■ **WORK TO COMPLETE**
1 - In the essay on good therapy, what does psychoanalysis aim to allow the analysand to articulate?
2 - Copy the passage of the essay on good therapy from "Psychoanalysis is not" to "their own skin." word for word.

SOURCE TEXT section start

New Beginnings

Like beauty, good therapy is in the eye of the beholder. What is good depends on what you want, and how you assess it. Despite the fervour for measurement in mental health, it is not a science, or if it is, it is a subjective one that can be asserted but not unequivocally proved.
As a psychoanalyst, the notion of good therapy comes with caveats - one being that the aim of an analysis is not to be “good”, at least not in the way our culture usually assumes. I am talking of the values that have come down to us from philosophers like Plato, for whom the “good” was an absolute standard to which we should all aspire. For psychoanalysis, this is not case: what is at stake is not a universal good or goal, but the desire of the singular patient or analysand.
Psychoanalysis aims to allow the analysand to articulate the truth of their desire. It neither seeks nor endorses the notion of a normative “good.” Of course, it wants to be effective. But “effective”, like “good”, is an abstract idea for which there is no objective measure. One can talk of “what works” but this begs, rather than answers the question. As human beings whose subjectivity is framed by being subject to language, the central concern is always a particular one: “what works for me”, or, “what do I want?” This is a dialectic that requires a questioner – the analysand who comes along with a problem – and an interlocutor – the analyst whose job it is to listen in a very specific way. What occurs between these two is psychoanalysis.
Psychoanalysis is not just a means to be heard. It is a way to discover where one is in what one says; the place of the elusive “I.” This is truthful knowledge. It does not rule out therapeutic markers – such as symptoms getting better, increased autonomy and capacity for introspection – but nor does it correspond with them. Psychoanalysis and, by extension I would say good therapy, is interested in deciphering what is said so that the speaker becomes acquainted with what they want. It is the denial of this that is the source of pathology. We become ill by saying what we don’t believe. When we become aware of this largely unconscious pattern, a sense of freedom emerges. Forces are liberated within us so that it is more possible to enjoy life, not as frightened people looking for safety, or as repenting sinners, but as beings comfortable in their own skin.

SOURCE TEXT section end
RECORDS SHOWN section start

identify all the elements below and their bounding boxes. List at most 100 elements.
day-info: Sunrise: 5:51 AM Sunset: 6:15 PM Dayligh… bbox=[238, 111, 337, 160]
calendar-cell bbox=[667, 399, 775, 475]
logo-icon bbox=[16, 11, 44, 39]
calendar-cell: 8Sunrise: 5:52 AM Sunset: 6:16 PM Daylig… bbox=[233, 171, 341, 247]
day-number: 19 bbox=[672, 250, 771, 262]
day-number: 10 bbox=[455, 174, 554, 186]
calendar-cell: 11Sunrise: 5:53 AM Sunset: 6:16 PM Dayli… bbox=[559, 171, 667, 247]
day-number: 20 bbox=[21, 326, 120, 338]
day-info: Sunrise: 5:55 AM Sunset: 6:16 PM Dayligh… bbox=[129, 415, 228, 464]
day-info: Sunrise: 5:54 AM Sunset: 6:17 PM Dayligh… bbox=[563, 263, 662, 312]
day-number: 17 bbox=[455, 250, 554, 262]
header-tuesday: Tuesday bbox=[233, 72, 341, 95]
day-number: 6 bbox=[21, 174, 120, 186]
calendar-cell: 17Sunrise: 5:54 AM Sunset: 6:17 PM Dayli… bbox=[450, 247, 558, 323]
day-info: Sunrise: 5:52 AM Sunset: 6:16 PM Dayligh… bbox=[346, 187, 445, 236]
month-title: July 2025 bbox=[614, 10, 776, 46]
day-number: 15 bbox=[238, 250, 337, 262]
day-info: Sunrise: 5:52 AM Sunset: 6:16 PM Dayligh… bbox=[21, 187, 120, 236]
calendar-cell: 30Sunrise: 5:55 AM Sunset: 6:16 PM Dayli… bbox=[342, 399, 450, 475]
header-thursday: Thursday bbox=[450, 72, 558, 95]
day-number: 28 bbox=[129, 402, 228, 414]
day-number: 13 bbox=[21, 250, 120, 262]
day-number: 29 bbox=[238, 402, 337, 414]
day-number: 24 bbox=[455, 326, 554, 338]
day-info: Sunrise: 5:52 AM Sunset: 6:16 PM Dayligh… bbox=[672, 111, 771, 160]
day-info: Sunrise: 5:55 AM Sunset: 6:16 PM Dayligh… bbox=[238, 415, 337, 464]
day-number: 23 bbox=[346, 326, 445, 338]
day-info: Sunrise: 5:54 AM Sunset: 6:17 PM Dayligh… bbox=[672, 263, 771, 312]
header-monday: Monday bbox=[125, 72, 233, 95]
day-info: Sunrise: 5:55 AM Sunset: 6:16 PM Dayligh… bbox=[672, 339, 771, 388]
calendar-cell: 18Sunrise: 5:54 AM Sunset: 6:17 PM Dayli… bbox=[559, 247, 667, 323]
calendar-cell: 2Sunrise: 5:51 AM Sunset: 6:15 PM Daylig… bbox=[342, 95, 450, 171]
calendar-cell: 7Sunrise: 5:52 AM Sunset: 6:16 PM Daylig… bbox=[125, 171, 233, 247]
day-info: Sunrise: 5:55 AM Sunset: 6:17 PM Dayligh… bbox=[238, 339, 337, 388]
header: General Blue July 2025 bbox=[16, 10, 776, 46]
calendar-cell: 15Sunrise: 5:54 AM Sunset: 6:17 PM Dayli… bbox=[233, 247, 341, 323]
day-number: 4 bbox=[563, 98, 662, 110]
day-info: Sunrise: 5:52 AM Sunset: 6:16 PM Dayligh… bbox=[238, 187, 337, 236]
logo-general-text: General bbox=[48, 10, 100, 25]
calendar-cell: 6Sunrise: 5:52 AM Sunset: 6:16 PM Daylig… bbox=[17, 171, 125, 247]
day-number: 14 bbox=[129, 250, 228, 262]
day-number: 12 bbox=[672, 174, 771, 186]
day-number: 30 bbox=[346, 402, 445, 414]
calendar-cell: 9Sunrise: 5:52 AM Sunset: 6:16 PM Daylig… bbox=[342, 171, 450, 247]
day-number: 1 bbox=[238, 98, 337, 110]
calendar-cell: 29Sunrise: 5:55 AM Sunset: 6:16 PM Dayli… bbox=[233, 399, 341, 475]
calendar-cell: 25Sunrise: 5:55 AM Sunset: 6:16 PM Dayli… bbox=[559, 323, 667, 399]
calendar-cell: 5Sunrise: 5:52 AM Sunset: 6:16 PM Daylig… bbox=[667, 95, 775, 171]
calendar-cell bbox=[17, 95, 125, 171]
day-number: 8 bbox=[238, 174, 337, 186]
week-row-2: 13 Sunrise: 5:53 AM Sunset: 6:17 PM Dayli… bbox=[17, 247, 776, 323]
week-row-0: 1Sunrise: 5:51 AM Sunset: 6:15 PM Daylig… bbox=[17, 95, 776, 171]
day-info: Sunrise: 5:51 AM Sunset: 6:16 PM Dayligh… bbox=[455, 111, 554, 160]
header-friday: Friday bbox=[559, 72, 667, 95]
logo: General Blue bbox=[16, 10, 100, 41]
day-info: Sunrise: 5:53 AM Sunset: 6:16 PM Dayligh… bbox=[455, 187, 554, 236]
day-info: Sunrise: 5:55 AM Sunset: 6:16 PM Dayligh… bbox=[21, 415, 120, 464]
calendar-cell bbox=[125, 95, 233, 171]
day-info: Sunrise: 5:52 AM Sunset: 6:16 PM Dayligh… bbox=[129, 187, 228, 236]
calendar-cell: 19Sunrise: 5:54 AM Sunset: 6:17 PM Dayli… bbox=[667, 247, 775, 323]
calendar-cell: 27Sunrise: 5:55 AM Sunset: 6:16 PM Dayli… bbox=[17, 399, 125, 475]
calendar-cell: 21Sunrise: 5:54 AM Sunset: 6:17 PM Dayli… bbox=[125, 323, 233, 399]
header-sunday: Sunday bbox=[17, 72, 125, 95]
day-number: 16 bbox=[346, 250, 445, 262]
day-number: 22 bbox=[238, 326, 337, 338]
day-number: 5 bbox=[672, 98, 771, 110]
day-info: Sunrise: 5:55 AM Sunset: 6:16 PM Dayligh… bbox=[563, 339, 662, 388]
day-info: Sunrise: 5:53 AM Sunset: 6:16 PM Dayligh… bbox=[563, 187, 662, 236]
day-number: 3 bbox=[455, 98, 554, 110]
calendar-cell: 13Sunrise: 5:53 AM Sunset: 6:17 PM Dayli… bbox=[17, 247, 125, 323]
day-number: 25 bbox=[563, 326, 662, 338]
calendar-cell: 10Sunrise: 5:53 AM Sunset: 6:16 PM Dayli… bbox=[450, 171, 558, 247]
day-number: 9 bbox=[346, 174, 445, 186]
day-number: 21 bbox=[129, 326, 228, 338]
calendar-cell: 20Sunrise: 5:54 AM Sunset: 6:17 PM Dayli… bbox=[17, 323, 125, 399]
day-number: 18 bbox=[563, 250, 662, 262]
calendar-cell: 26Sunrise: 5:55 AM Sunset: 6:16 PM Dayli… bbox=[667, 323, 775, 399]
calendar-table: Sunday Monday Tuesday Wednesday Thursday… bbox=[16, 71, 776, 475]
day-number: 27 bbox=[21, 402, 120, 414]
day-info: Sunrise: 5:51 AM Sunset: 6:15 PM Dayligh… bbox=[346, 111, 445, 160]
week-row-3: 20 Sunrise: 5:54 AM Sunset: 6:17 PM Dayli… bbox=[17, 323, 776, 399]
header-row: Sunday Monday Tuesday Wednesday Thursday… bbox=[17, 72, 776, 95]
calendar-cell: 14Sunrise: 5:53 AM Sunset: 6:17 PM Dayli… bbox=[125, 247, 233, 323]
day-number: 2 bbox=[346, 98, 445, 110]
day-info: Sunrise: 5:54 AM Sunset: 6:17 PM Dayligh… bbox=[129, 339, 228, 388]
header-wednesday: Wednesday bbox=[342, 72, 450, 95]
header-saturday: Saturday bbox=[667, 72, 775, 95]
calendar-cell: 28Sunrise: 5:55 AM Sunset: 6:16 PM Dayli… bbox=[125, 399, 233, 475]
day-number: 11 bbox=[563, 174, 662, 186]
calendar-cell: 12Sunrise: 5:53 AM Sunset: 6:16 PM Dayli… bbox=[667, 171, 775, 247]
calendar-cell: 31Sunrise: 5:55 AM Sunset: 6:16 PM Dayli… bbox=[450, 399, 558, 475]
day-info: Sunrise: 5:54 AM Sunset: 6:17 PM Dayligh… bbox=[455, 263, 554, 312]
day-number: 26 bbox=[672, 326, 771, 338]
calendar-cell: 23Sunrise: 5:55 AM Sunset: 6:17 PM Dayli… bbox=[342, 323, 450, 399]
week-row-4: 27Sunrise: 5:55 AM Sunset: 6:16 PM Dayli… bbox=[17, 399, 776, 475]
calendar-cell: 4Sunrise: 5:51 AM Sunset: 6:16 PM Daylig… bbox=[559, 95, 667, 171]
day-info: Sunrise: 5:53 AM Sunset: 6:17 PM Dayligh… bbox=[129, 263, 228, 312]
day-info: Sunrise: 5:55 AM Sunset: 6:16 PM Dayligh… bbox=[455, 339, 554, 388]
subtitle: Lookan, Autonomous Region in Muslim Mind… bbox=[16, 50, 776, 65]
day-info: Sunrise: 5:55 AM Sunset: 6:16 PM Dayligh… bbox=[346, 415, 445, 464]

RECORDS SHOWN section end

■ **SOLUTIONS TO THE TASKS**
1 - The truth of their desire.

2 -
Psychoanalysis is not just a means to be heard. It is a way to discover where one is in what one says; the place of the elusive “I.” This is truthful knowledge. It does not rule out therapeutic markers – such as symptoms getting better, increased autonomy and capacity for introspection – but nor does it correspond with them. Psychoanalysis and, by extension I would say good therapy, is interested in deciphering what is said so that the speaker becomes acquainted with what they want. It is the denial of this that is the source of pathology. We become ill by saying what we don’t believe. When we become aware of this largely unconscious pattern, a sense of freedom emerges. Forces are liberated within us so that it is more possible to enjoy life, not as frightened people looking for safety, or as repenting sinners, but as beings comfortable in their own skin.